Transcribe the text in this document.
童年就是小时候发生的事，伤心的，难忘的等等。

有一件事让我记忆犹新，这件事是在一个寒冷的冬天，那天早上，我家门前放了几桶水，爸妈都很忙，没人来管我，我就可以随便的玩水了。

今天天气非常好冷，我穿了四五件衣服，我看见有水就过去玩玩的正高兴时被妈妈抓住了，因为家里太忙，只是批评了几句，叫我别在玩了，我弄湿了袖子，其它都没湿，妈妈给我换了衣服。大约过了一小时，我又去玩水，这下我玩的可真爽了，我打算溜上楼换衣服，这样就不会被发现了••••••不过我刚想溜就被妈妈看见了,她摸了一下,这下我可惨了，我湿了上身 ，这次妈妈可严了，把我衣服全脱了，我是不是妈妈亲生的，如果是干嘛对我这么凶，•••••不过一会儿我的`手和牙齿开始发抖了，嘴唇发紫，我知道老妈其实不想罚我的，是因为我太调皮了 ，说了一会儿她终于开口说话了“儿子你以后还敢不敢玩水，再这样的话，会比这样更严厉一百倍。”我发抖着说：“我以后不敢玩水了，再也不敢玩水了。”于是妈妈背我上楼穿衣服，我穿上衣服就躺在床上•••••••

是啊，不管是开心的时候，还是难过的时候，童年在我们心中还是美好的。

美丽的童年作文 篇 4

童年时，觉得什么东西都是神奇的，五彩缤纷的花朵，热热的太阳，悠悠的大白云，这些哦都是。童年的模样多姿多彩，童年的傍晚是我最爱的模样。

* * *

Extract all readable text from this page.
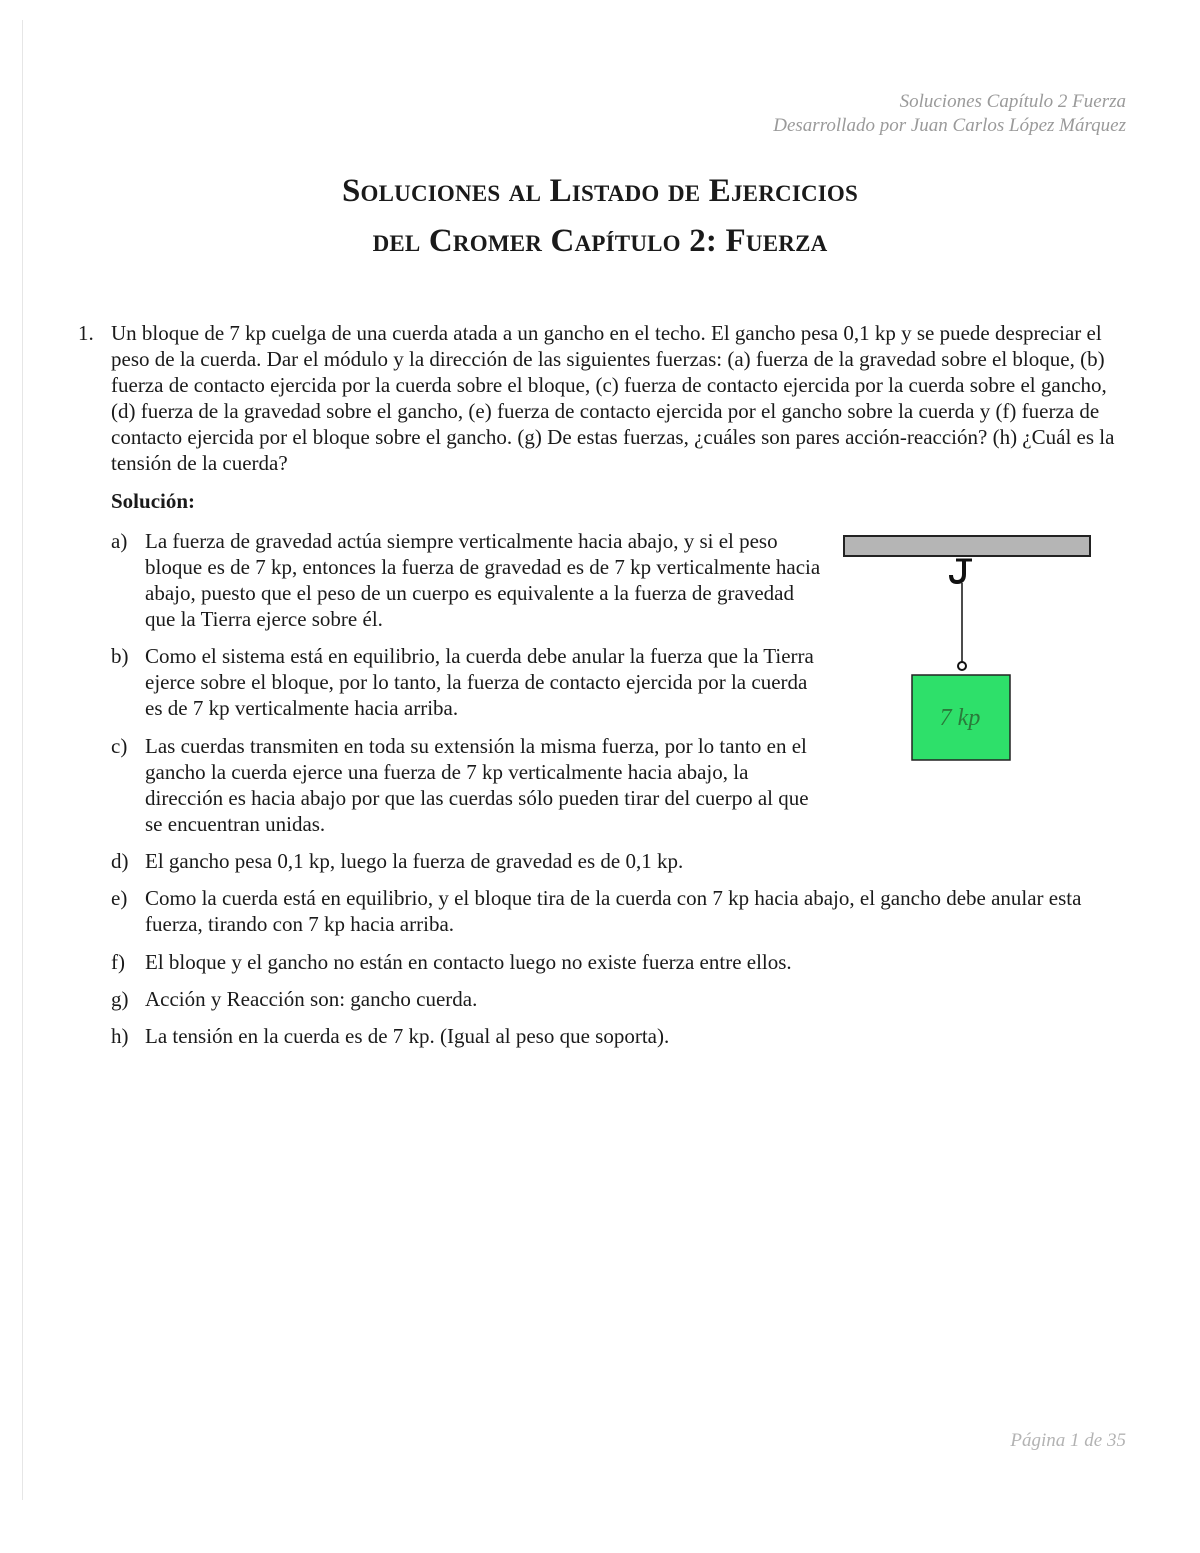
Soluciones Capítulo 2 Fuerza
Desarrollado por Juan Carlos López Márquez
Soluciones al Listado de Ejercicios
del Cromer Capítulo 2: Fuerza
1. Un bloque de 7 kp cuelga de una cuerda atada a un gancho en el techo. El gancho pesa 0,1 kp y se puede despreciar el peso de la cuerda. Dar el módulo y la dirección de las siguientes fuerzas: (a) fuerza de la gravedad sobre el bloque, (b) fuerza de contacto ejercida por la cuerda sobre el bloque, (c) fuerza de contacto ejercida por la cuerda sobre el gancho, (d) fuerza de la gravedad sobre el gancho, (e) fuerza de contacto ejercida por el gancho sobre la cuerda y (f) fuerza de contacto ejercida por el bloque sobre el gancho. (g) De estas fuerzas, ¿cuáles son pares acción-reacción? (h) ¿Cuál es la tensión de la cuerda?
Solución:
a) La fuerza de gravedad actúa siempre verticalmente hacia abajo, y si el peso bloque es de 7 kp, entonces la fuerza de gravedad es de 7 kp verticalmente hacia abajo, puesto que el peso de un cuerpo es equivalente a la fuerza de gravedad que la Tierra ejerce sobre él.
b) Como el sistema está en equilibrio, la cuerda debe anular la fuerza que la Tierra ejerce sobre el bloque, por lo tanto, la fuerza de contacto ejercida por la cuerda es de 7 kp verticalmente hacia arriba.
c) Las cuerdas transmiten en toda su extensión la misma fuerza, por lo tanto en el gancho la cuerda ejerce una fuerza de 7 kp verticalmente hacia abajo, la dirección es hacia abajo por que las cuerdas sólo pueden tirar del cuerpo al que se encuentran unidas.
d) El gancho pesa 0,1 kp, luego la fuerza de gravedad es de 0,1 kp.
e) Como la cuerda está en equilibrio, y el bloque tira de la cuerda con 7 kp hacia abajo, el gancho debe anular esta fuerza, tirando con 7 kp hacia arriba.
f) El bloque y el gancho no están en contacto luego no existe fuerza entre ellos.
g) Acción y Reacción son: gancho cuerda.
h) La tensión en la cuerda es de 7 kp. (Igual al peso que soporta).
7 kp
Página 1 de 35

* * *

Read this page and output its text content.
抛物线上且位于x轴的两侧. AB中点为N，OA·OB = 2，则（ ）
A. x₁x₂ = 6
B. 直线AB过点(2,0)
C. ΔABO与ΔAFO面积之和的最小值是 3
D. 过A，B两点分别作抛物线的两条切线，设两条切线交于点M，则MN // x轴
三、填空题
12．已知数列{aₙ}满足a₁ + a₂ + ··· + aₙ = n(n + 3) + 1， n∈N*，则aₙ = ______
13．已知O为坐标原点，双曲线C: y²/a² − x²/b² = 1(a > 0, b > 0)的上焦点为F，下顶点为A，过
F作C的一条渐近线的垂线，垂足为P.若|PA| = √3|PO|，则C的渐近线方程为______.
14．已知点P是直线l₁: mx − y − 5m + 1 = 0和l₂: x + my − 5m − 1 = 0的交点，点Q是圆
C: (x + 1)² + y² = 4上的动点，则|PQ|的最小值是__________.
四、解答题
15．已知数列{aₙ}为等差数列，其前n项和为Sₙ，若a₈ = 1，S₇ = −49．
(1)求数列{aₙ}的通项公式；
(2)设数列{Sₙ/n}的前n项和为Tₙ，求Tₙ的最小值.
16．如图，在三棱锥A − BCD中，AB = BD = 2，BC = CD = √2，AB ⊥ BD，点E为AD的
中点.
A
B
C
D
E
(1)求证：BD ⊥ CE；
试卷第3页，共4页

_WHAT YOU NEED TO DO_
Go through the listing above and list every line that has the word "peso".

_COMPLETED TASK_
1. Un bloque de 7 kp cuelga de una cuerda atada a un gancho en el techo. El gancho pesa 0,1 kp y se puede despreciar el peso de la cuerda. Dar el módulo y la dirección de las siguientes fuerzas: (a) fuerza de la gravedad sobre el bloque, (b) fuerza de contacto ejercida por la cuerda sobre el bloque, (c) fuerza de contacto ejercida por la cuerda sobre el gancho, (d) fuerza de la gravedad sobre el gancho, (e) fuerza de contacto ejercida por el gancho sobre la cuerda y (f) fuerza de contacto ejercida por el bloque sobre el gancho. (g) De estas fuerzas, ¿cuáles son pares acción-reacción? (h) ¿Cuál es la tensión de la cuerda?
a) La fuerza de gravedad actúa siempre verticalmente hacia abajo, y si el peso bloque es de 7 kp, entonces la fuerza de gravedad es de 7 kp verticalmente hacia abajo, puesto que el peso de un cuerpo es equivalente a la fuerza de gravedad que la Tierra ejerce sobre él.
h) La tensión en la cuerda es de 7 kp. (Igual al peso que soporta).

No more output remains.